■ Work to complete ■
Reproduce each of the following rows exactly as it appears, with nothing changed.

Element-and-box listings:
((

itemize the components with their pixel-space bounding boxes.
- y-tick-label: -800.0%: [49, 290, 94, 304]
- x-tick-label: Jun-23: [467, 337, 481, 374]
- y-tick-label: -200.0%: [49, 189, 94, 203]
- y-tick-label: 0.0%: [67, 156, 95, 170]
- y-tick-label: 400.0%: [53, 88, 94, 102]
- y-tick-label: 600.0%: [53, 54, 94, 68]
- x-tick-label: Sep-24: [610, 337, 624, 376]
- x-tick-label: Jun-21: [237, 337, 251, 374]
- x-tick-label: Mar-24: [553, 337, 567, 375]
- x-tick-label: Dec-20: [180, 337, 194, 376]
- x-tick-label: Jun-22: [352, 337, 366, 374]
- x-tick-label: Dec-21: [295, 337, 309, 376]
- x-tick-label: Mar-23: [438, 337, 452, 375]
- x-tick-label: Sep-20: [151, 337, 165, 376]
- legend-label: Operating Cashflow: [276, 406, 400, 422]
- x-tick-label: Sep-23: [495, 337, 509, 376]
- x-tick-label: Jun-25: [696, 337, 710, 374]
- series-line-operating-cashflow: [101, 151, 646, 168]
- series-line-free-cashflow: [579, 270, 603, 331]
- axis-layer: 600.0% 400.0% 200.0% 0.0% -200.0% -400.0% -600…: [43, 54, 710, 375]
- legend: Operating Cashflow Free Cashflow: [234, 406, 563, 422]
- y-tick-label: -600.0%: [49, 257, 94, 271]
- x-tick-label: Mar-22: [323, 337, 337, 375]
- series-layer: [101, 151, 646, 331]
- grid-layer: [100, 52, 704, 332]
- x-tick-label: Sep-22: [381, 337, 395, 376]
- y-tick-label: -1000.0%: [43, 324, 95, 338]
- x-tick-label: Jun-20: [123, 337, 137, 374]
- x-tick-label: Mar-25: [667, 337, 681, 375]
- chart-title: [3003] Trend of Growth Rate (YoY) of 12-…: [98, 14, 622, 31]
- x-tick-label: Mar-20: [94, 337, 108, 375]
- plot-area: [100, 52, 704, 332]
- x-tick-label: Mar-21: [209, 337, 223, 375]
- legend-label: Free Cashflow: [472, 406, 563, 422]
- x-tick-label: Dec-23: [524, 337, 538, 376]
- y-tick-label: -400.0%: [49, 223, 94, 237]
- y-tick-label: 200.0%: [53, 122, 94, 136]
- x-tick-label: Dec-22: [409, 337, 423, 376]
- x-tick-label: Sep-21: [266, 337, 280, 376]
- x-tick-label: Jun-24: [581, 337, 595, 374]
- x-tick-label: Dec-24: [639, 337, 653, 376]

))

■ Task output ■
itemize the components with their pixel-space bounding boxes.
- y-tick-label: -800.0%: [49, 290, 94, 304]
- x-tick-label: Jun-23: [467, 337, 481, 374]
- y-tick-label: -200.0%: [49, 189, 94, 203]
- y-tick-label: 0.0%: [67, 156, 95, 170]
- y-tick-label: 400.0%: [53, 88, 94, 102]
- y-tick-label: 600.0%: [53, 54, 94, 68]
- x-tick-label: Sep-24: [610, 337, 624, 376]
- x-tick-label: Jun-21: [237, 337, 251, 374]
- x-tick-label: Mar-24: [553, 337, 567, 375]
- x-tick-label: Dec-20: [180, 337, 194, 376]
- x-tick-label: Jun-22: [352, 337, 366, 374]
- x-tick-label: Dec-21: [295, 337, 309, 376]
- x-tick-label: Mar-23: [438, 337, 452, 375]
- x-tick-label: Sep-20: [151, 337, 165, 376]
- legend-label: Operating Cashflow: [276, 406, 400, 422]
- x-tick-label: Sep-23: [495, 337, 509, 376]
- x-tick-label: Jun-25: [696, 337, 710, 374]
- series-line-operating-cashflow: [101, 151, 646, 168]
- series-line-free-cashflow: [579, 270, 603, 331]
- axis-layer: 600.0% 400.0% 200.0% 0.0% -200.0% -400.0% -600…: [43, 54, 710, 375]
- legend: Operating Cashflow Free Cashflow: [234, 406, 563, 422]
- y-tick-label: -600.0%: [49, 257, 94, 271]
- x-tick-label: Mar-22: [323, 337, 337, 375]
- series-layer: [101, 151, 646, 331]
- grid-layer: [100, 52, 704, 332]
- x-tick-label: Sep-22: [381, 337, 395, 376]
- y-tick-label: -1000.0%: [43, 324, 95, 338]
- x-tick-label: Jun-20: [123, 337, 137, 374]
- x-tick-label: Mar-25: [667, 337, 681, 375]
- chart-title: [3003] Trend of Growth Rate (YoY) of 12-…: [98, 14, 622, 31]
- x-tick-label: Mar-20: [94, 337, 108, 375]
- plot-area: [100, 52, 704, 332]
- x-tick-label: Mar-21: [209, 337, 223, 375]
- legend-label: Free Cashflow: [472, 406, 563, 422]
- x-tick-label: Dec-23: [524, 337, 538, 376]
- y-tick-label: -400.0%: [49, 223, 94, 237]
- y-tick-label: 200.0%: [53, 122, 94, 136]
- x-tick-label: Dec-22: [409, 337, 423, 376]
- x-tick-label: Sep-21: [266, 337, 280, 376]
- x-tick-label: Jun-24: [581, 337, 595, 374]
- x-tick-label: Dec-24: [639, 337, 653, 376]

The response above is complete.